Supplied records =>
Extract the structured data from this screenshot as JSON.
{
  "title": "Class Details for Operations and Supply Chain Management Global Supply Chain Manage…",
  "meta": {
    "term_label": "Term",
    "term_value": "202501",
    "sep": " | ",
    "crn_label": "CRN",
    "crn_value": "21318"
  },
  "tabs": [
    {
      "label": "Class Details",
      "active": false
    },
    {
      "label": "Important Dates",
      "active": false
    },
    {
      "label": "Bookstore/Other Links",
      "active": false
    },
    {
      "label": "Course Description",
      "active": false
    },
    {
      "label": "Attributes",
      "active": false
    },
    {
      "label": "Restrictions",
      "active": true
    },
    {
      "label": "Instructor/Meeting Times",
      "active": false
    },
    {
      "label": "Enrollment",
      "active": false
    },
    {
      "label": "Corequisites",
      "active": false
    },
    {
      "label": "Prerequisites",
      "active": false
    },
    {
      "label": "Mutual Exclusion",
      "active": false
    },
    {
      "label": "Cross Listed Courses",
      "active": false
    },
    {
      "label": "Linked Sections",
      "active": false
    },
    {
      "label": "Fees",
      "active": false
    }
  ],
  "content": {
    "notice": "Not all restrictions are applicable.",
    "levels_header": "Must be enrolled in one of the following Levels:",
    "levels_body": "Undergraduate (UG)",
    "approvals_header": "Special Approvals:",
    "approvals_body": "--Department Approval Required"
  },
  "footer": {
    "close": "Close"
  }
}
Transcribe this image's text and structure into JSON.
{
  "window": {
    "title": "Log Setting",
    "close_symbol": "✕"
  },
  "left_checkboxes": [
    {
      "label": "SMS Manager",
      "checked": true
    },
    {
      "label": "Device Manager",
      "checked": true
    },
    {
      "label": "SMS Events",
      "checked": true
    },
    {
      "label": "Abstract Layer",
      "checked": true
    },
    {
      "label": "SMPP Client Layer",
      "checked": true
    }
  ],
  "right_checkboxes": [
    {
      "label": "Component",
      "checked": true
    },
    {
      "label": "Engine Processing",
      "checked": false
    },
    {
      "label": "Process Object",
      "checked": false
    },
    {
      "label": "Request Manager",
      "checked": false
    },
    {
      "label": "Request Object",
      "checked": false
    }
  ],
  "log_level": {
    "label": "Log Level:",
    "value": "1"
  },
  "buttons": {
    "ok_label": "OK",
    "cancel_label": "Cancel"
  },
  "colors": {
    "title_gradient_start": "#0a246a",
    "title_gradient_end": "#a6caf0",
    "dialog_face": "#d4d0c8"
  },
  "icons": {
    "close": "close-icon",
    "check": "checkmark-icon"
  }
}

Your task =>
The listing above must be transcribed exactly, line by line.

Worked solution =>
Extract the structured data from this screenshot as JSON.
{
  "title": "Class Details for Operations and Supply Chain Management Global Supply Chain Manage…",
  "meta": {
    "term_label": "Term",
    "term_value": "202501",
    "sep": " | ",
    "crn_label": "CRN",
    "crn_value": "21318"
  },
  "tabs": [
    {
      "label": "Class Details",
      "active": false
    },
    {
      "label": "Important Dates",
      "active": false
    },
    {
      "label": "Bookstore/Other Links",
      "active": false
    },
    {
      "label": "Course Description",
      "active": false
    },
    {
      "label": "Attributes",
      "active": false
    },
    {
      "label": "Restrictions",
      "active": true
    },
    {
      "label": "Instructor/Meeting Times",
      "active": false
    },
    {
      "label": "Enrollment",
      "active": false
    },
    {
      "label": "Corequisites",
      "active": false
    },
    {
      "label": "Prerequisites",
      "active": false
    },
    {
      "label": "Mutual Exclusion",
      "active": false
    },
    {
      "label": "Cross Listed Courses",
      "active": false
    },
    {
      "label": "Linked Sections",
      "active": false
    },
    {
      "label": "Fees",
      "active": false
    }
  ],
  "content": {
    "notice": "Not all restrictions are applicable.",
    "levels_header": "Must be enrolled in one of the following Levels:",
    "levels_body": "Undergraduate (UG)",
    "approvals_header": "Special Approvals:",
    "approvals_body": "--Department Approval Required"
  },
  "footer": {
    "close": "Close"
  }
}
Transcribe this image's text and structure into JSON.
{
  "window": {
    "title": "Log Setting",
    "close_symbol": "✕"
  },
  "left_checkboxes": [
    {
      "label": "SMS Manager",
      "checked": true
    },
    {
      "label": "Device Manager",
      "checked": true
    },
    {
      "label": "SMS Events",
      "checked": true
    },
    {
      "label": "Abstract Layer",
      "checked": true
    },
    {
      "label": "SMPP Client Layer",
      "checked": true
    }
  ],
  "right_checkboxes": [
    {
      "label": "Component",
      "checked": true
    },
    {
      "label": "Engine Processing",
      "checked": false
    },
    {
      "label": "Process Object",
      "checked": false
    },
    {
      "label": "Request Manager",
      "checked": false
    },
    {
      "label": "Request Object",
      "checked": false
    }
  ],
  "log_level": {
    "label": "Log Level:",
    "value": "1"
  },
  "buttons": {
    "ok_label": "OK",
    "cancel_label": "Cancel"
  },
  "colors": {
    "title_gradient_start": "#0a246a",
    "title_gradient_end": "#a6caf0",
    "dialog_face": "#d4d0c8"
  },
  "icons": {
    "close": "close-icon",
    "check": "checkmark-icon"
  }
}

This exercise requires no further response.